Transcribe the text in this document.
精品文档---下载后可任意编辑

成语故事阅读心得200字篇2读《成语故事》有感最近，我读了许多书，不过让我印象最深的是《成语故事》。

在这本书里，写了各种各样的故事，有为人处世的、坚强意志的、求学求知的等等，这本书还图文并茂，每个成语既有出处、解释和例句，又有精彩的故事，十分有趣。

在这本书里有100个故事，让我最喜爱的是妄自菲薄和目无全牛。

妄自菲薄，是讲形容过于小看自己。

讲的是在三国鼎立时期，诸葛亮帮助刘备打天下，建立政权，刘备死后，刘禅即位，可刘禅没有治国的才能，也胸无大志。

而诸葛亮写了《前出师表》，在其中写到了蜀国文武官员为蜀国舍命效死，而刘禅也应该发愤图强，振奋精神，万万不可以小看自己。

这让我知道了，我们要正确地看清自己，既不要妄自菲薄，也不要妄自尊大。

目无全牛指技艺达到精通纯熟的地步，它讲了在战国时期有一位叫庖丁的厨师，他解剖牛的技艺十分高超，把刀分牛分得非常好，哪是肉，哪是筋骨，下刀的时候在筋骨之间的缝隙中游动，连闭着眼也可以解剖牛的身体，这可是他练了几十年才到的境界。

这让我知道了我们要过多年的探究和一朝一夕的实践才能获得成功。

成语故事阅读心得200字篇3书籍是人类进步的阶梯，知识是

**********

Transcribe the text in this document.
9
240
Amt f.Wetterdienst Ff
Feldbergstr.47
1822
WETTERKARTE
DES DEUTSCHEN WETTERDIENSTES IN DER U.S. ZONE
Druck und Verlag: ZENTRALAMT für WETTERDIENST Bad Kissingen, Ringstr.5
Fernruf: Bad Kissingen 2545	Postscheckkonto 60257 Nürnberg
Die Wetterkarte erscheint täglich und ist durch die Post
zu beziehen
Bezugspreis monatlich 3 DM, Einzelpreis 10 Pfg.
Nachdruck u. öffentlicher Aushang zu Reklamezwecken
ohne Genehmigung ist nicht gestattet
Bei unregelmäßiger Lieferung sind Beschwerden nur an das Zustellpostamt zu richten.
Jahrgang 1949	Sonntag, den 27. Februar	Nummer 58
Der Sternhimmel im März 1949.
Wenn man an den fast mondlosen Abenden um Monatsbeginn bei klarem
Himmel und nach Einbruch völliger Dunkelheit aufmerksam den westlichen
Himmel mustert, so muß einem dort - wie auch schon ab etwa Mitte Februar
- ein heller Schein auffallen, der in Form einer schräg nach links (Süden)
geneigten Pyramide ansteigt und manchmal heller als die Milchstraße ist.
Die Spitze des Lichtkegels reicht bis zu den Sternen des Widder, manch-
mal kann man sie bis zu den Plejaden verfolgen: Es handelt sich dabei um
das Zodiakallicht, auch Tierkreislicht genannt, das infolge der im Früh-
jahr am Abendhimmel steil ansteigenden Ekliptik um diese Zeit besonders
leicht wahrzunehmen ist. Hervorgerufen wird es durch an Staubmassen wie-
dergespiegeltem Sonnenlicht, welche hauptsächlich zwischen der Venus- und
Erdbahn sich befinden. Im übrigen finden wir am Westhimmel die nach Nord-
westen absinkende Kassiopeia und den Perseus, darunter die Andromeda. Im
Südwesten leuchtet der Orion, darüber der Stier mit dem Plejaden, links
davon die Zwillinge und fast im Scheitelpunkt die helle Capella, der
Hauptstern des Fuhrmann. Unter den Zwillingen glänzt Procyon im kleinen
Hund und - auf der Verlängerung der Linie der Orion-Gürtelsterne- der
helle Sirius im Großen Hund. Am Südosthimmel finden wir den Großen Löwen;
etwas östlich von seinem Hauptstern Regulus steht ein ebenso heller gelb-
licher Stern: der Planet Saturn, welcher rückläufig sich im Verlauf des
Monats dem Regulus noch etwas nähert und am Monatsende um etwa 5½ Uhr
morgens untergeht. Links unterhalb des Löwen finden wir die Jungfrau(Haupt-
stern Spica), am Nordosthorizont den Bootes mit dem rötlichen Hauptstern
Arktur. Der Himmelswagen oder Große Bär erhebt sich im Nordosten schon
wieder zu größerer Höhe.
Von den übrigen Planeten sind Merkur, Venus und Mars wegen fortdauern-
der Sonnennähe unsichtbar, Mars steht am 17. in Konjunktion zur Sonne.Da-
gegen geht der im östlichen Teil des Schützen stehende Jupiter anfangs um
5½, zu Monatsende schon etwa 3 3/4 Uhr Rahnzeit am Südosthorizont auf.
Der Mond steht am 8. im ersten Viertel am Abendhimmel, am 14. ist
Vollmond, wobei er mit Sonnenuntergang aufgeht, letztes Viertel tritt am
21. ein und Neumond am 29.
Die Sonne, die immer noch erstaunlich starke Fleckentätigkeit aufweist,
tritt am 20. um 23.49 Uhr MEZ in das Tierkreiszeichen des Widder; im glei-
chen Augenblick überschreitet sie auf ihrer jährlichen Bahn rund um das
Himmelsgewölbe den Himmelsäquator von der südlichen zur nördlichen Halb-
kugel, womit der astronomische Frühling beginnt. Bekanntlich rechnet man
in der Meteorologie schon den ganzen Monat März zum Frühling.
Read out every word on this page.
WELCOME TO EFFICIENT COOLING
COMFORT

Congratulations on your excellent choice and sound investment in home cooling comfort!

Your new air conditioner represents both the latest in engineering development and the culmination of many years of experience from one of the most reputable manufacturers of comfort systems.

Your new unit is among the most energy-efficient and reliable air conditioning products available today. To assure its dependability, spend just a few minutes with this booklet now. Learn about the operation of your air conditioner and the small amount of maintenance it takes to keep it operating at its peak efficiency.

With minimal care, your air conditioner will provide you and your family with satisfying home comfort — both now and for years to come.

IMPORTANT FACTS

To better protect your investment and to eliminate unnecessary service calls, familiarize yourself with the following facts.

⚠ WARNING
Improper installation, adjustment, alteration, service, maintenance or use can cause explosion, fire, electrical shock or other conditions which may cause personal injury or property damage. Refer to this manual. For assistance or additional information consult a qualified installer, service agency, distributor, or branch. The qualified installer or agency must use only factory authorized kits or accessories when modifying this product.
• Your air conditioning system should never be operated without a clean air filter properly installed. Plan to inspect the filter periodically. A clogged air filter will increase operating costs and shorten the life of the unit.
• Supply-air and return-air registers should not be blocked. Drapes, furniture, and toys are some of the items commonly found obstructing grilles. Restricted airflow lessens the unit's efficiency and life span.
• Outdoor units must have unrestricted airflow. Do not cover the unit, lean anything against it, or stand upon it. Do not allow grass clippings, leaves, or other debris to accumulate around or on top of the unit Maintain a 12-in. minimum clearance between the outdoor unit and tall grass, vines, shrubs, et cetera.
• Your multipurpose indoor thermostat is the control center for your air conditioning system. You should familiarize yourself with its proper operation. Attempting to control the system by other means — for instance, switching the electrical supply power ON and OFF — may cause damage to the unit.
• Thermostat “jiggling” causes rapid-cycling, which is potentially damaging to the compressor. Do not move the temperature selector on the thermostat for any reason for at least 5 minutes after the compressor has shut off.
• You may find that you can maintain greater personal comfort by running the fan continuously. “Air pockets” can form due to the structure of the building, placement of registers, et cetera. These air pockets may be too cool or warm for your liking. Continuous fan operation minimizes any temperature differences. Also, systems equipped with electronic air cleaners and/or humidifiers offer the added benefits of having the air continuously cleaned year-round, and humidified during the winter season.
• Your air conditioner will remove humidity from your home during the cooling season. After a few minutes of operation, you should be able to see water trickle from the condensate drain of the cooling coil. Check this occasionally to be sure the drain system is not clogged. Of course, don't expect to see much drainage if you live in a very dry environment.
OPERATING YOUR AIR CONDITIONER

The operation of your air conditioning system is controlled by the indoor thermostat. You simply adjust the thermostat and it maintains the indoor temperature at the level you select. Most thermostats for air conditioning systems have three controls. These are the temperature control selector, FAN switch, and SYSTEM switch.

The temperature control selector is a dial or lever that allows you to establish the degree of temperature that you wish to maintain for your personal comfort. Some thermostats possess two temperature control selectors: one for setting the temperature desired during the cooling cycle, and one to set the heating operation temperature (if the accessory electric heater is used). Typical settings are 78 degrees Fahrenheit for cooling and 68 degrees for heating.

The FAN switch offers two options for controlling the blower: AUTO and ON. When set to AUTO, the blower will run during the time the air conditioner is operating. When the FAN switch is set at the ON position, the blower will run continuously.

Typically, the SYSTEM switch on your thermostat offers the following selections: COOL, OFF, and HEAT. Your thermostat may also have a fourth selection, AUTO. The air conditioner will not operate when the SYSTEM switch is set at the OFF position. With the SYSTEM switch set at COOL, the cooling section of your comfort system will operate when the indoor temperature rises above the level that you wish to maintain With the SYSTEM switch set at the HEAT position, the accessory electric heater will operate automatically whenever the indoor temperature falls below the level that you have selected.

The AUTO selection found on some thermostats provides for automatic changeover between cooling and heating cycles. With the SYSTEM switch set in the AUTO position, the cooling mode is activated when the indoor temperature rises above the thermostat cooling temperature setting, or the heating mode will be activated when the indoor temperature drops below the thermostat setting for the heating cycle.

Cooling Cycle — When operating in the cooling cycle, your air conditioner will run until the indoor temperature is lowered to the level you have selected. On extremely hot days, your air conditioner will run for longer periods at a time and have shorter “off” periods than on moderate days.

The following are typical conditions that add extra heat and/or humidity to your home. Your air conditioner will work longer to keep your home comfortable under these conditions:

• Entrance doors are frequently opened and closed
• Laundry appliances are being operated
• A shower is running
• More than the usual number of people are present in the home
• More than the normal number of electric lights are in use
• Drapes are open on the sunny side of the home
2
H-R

**********

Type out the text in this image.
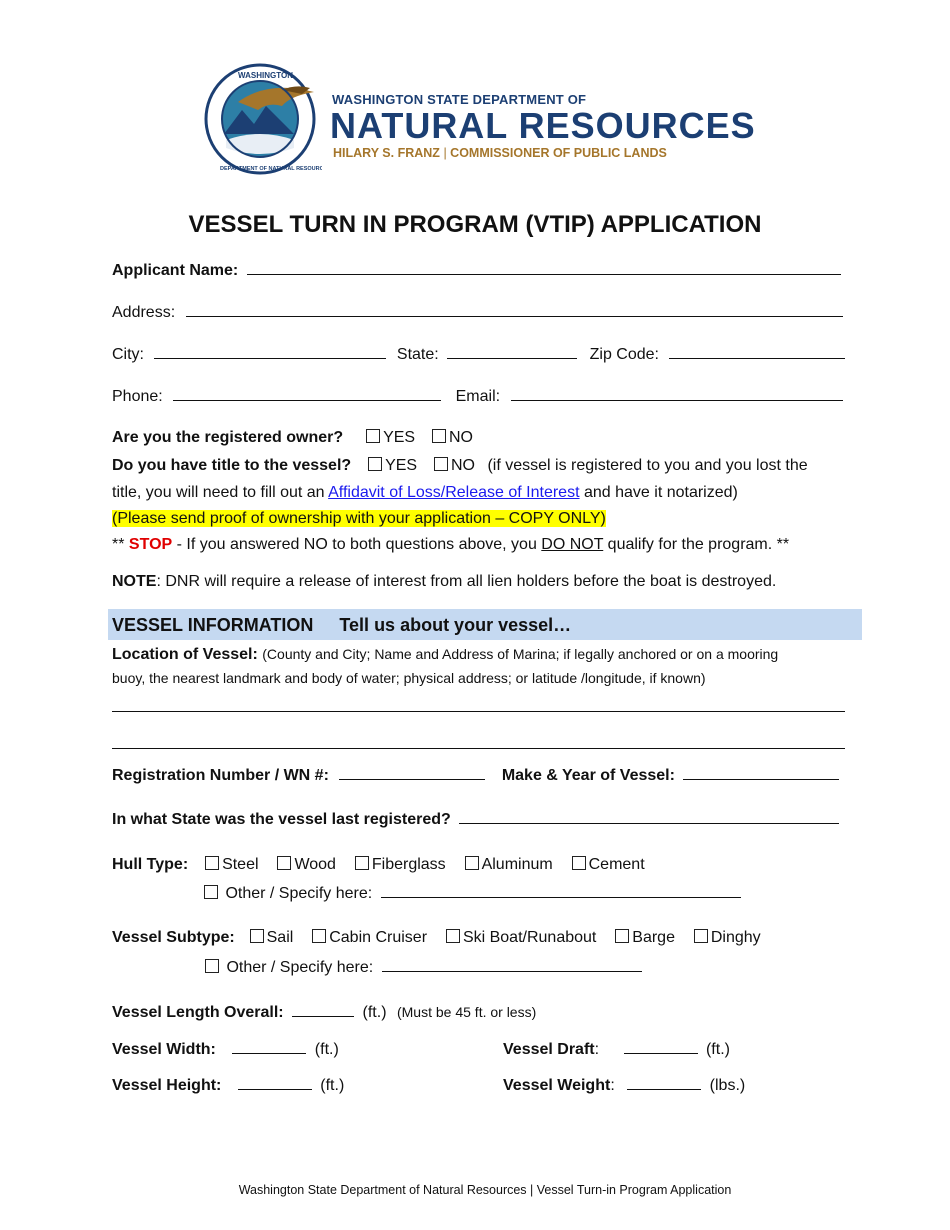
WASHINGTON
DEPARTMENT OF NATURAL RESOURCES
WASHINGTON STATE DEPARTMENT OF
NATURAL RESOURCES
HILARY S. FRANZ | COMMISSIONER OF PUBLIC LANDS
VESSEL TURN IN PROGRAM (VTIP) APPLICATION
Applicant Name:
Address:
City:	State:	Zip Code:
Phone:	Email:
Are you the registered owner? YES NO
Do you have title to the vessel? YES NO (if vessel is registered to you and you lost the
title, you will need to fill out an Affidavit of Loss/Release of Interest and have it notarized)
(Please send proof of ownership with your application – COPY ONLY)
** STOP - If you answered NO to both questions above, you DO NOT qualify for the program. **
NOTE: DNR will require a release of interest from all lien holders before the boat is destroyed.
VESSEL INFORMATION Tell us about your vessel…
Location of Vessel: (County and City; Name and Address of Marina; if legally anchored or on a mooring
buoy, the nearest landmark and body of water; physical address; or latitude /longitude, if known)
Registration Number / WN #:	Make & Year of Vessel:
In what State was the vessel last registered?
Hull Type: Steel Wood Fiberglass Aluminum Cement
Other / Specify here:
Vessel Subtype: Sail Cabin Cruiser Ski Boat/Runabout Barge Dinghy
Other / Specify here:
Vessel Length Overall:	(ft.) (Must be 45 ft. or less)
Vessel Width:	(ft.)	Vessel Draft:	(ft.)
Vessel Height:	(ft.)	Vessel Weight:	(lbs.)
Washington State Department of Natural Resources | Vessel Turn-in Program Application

**********

■ **What you need to do**
Return all lines containing the word "Orion".

■ **Written response**
Südwesten leuchtet der Orion, darüber der Stier mit dem Plejaden, links
Hund und - auf der Verlängerung der Linie der Orion-Gürtelsterne- der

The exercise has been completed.